-- start of DATASET ENTRIES --
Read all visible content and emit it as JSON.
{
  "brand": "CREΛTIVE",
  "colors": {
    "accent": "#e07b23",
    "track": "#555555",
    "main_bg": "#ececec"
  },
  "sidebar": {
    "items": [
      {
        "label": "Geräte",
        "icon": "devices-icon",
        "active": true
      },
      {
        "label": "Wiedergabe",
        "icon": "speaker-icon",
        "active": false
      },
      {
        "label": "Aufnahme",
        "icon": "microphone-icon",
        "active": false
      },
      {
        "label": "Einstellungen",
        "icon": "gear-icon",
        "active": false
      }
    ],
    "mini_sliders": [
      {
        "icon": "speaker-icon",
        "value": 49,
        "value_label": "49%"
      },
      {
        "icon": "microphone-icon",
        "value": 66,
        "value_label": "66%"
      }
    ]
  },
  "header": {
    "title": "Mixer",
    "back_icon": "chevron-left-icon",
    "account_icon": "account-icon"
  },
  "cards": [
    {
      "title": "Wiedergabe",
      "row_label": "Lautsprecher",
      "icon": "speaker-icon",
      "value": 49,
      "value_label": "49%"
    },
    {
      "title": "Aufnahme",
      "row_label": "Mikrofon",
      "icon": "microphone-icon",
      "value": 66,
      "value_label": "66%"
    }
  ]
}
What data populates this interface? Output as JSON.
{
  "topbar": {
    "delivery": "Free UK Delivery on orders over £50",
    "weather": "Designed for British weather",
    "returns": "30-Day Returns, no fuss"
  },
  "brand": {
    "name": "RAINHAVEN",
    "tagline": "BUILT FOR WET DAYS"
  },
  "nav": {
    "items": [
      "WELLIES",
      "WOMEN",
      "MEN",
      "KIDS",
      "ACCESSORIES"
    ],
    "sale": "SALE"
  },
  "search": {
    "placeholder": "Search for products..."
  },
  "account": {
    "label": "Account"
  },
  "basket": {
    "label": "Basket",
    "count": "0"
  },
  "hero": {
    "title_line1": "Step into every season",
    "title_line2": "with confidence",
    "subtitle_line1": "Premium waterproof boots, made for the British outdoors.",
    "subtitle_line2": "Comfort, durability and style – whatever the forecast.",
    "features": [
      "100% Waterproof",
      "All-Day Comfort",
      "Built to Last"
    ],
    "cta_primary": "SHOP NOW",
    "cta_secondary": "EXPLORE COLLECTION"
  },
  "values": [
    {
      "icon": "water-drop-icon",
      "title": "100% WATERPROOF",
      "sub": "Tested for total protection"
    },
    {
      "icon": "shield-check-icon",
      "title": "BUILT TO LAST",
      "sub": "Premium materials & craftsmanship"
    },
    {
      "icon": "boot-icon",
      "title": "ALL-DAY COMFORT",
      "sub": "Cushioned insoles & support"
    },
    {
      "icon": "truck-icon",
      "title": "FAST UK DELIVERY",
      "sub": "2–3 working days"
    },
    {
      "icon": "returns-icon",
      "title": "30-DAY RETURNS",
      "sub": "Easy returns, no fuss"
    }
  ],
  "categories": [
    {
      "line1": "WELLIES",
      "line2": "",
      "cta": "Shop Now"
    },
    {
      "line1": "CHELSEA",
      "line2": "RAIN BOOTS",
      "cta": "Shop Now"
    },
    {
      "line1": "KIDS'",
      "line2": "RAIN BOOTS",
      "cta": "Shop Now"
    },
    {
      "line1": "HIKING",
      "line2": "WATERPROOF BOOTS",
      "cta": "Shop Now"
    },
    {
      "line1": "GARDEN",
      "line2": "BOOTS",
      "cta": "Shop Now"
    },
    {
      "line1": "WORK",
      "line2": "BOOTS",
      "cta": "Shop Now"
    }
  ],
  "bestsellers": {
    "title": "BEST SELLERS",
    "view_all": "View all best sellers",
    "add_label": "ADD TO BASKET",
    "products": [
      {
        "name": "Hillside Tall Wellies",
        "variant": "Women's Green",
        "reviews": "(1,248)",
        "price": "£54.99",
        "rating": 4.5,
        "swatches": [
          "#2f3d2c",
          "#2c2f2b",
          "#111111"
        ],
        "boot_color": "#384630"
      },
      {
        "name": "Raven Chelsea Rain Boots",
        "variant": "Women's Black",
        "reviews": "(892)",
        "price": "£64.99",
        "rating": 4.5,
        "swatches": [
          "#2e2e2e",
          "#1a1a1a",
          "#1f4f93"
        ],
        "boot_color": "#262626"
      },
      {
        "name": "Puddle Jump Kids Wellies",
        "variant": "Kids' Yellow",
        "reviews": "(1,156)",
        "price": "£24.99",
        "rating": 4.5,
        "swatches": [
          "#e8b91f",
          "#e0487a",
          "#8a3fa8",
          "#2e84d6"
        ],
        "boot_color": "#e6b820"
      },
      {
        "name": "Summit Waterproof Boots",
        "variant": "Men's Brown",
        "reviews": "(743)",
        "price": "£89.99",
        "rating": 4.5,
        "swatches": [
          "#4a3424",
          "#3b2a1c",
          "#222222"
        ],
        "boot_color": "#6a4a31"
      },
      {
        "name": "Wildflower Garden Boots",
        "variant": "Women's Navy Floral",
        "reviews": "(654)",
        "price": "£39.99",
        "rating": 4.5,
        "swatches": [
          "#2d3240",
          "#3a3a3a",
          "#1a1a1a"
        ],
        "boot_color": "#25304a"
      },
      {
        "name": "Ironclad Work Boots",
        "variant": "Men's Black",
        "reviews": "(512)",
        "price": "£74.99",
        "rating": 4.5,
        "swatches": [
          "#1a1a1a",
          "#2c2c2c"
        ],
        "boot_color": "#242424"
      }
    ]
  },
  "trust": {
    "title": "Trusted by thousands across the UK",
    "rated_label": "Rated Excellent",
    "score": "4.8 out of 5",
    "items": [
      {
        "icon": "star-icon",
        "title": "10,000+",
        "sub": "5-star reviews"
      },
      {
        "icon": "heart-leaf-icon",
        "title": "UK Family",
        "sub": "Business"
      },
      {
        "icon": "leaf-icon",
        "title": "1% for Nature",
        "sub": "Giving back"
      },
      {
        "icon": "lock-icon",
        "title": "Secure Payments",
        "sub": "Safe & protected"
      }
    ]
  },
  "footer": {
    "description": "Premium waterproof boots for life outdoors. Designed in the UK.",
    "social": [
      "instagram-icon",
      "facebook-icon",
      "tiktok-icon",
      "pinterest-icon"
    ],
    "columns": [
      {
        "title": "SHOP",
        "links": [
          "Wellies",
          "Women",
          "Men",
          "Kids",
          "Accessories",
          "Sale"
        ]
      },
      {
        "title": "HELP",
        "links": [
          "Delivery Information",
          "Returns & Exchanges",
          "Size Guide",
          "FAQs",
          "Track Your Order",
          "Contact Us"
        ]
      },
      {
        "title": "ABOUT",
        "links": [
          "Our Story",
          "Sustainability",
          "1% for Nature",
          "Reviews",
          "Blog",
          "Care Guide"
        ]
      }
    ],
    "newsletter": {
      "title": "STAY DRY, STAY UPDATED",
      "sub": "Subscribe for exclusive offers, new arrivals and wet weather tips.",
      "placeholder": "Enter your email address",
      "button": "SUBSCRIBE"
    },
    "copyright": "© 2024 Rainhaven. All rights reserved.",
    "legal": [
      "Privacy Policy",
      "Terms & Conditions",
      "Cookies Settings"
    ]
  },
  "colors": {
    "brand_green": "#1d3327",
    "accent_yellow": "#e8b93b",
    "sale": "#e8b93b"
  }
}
-- end of DATASET ENTRIES --
● **GIVEN TASK**
From the data, collect all lines where the string "Premium" appears.

● **SOLUTION FOR THIS TASK**
    "subtitle_line1": "Premium waterproof boots, made for the British outdoors.",
      "sub": "Premium materials & craftsmanship"
    "description": "Premium waterproof boots for life outdoors. Designed in the UK.",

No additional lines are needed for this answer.